▸ **What is needed**: The reply should contain all of the data below, word for word.

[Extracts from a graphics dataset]
##########

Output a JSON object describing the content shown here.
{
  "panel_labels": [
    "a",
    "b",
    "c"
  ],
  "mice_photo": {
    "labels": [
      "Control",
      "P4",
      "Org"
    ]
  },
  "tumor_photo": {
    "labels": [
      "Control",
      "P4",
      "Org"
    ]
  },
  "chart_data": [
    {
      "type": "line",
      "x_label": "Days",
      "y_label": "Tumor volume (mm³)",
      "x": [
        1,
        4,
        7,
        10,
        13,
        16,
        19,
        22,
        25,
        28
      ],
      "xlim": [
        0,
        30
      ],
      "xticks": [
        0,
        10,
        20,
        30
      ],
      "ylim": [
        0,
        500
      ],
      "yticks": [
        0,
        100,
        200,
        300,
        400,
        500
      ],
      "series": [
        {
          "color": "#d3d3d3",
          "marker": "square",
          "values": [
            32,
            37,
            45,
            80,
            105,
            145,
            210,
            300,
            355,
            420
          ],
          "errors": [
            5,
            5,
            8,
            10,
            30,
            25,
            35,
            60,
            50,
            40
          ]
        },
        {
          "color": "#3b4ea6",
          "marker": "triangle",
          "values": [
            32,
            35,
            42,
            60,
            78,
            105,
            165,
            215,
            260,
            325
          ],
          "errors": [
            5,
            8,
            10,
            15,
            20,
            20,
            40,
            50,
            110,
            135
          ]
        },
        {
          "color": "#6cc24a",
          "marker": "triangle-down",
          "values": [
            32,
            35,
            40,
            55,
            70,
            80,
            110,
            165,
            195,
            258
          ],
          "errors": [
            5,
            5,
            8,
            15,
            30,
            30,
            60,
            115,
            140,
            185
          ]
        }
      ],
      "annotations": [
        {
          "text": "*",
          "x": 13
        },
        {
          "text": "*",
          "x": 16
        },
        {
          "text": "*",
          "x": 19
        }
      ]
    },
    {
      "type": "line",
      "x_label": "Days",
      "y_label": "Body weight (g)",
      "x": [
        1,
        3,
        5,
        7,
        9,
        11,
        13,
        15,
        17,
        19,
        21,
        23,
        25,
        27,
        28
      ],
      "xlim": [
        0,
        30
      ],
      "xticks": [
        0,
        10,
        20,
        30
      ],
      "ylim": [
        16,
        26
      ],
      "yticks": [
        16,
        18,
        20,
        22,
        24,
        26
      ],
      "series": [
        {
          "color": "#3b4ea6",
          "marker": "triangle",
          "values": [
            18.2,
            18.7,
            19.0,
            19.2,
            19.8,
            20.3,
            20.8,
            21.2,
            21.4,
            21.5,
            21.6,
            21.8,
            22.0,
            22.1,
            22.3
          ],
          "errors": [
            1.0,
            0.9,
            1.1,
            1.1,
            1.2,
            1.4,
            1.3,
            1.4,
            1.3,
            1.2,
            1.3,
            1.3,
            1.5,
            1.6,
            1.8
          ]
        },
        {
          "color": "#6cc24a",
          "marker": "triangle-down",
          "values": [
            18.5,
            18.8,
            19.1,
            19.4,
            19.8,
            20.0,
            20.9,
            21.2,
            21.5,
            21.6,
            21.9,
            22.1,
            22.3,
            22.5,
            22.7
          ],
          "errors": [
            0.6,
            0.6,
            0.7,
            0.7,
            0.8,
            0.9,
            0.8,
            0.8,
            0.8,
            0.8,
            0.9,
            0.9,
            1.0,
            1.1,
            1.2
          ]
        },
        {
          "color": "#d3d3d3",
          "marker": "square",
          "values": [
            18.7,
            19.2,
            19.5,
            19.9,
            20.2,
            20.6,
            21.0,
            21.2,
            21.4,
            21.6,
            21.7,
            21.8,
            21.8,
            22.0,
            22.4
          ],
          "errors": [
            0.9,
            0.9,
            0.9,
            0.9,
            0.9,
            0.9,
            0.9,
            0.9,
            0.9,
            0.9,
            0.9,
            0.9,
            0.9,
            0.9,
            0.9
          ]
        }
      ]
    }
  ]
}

##########

▸ **Task answer**:
Output a JSON object describing the content shown here.
{
  "panel_labels": [
    "a",
    "b",
    "c"
  ],
  "mice_photo": {
    "labels": [
      "Control",
      "P4",
      "Org"
    ]
  },
  "tumor_photo": {
    "labels": [
      "Control",
      "P4",
      "Org"
    ]
  },
  "chart_data": [
    {
      "type": "line",
      "x_label": "Days",
      "y_label": "Tumor volume (mm³)",
      "x": [
        1,
        4,
        7,
        10,
        13,
        16,
        19,
        22,
        25,
        28
      ],
      "xlim": [
        0,
        30
      ],
      "xticks": [
        0,
        10,
        20,
        30
      ],
      "ylim": [
        0,
        500
      ],
      "yticks": [
        0,
        100,
        200,
        300,
        400,
        500
      ],
      "series": [
        {
          "color": "#d3d3d3",
          "marker": "square",
          "values": [
            32,
            37,
            45,
            80,
            105,
            145,
            210,
            300,
            355,
            420
          ],
          "errors": [
            5,
            5,
            8,
            10,
            30,
            25,
            35,
            60,
            50,
            40
          ]
        },
        {
          "color": "#3b4ea6",
          "marker": "triangle",
          "values": [
            32,
            35,
            42,
            60,
            78,
            105,
            165,
            215,
            260,
            325
          ],
          "errors": [
            5,
            8,
            10,
            15,
            20,
            20,
            40,
            50,
            110,
            135
          ]
        },
        {
          "color": "#6cc24a",
          "marker": "triangle-down",
          "values": [
            32,
            35,
            40,
            55,
            70,
            80,
            110,
            165,
            195,
            258
          ],
          "errors": [
            5,
            5,
            8,
            15,
            30,
            30,
            60,
            115,
            140,
            185
          ]
        }
      ],
      "annotations": [
        {
          "text": "*",
          "x": 13
        },
        {
          "text": "*",
          "x": 16
        },
        {
          "text": "*",
          "x": 19
        }
      ]
    },
    {
      "type": "line",
      "x_label": "Days",
      "y_label": "Body weight (g)",
      "x": [
        1,
        3,
        5,
        7,
        9,
        11,
        13,
        15,
        17,
        19,
        21,
        23,
        25,
        27,
        28
      ],
      "xlim": [
        0,
        30
      ],
      "xticks": [
        0,
        10,
        20,
        30
      ],
      "ylim": [
        16,
        26
      ],
      "yticks": [
        16,
        18,
        20,
        22,
        24,
        26
      ],
      "series": [
        {
          "color": "#3b4ea6",
          "marker": "triangle",
          "values": [
            18.2,
            18.7,
            19.0,
            19.2,
            19.8,
            20.3,
            20.8,
            21.2,
            21.4,
            21.5,
            21.6,
            21.8,
            22.0,
            22.1,
            22.3
          ],
          "errors": [
            1.0,
            0.9,
            1.1,
            1.1,
            1.2,
            1.4,
            1.3,
            1.4,
            1.3,
            1.2,
            1.3,
            1.3,
            1.5,
            1.6,
            1.8
          ]
        },
        {
          "color": "#6cc24a",
          "marker": "triangle-down",
          "values": [
            18.5,
            18.8,
            19.1,
            19.4,
            19.8,
            20.0,
            20.9,
            21.2,
            21.5,
            21.6,
            21.9,
            22.1,
            22.3,
            22.5,
            22.7
          ],
          "errors": [
            0.6,
            0.6,
            0.7,
            0.7,
            0.8,
            0.9,
            0.8,
            0.8,
            0.8,
            0.8,
            0.9,
            0.9,
            1.0,
            1.1,
            1.2
          ]
        },
        {
          "color": "#d3d3d3",
          "marker": "square",
          "values": [
            18.7,
            19.2,
            19.5,
            19.9,
            20.2,
            20.6,
            21.0,
            21.2,
            21.4,
            21.6,
            21.7,
            21.8,
            21.8,
            22.0,
            22.4
          ],
          "errors": [
            0.9,
            0.9,
            0.9,
            0.9,
            0.9,
            0.9,
            0.9,
            0.9,
            0.9,
            0.9,
            0.9,
            0.9,
            0.9,
            0.9,
            0.9
          ]
        }
      ]
    }
  ]
}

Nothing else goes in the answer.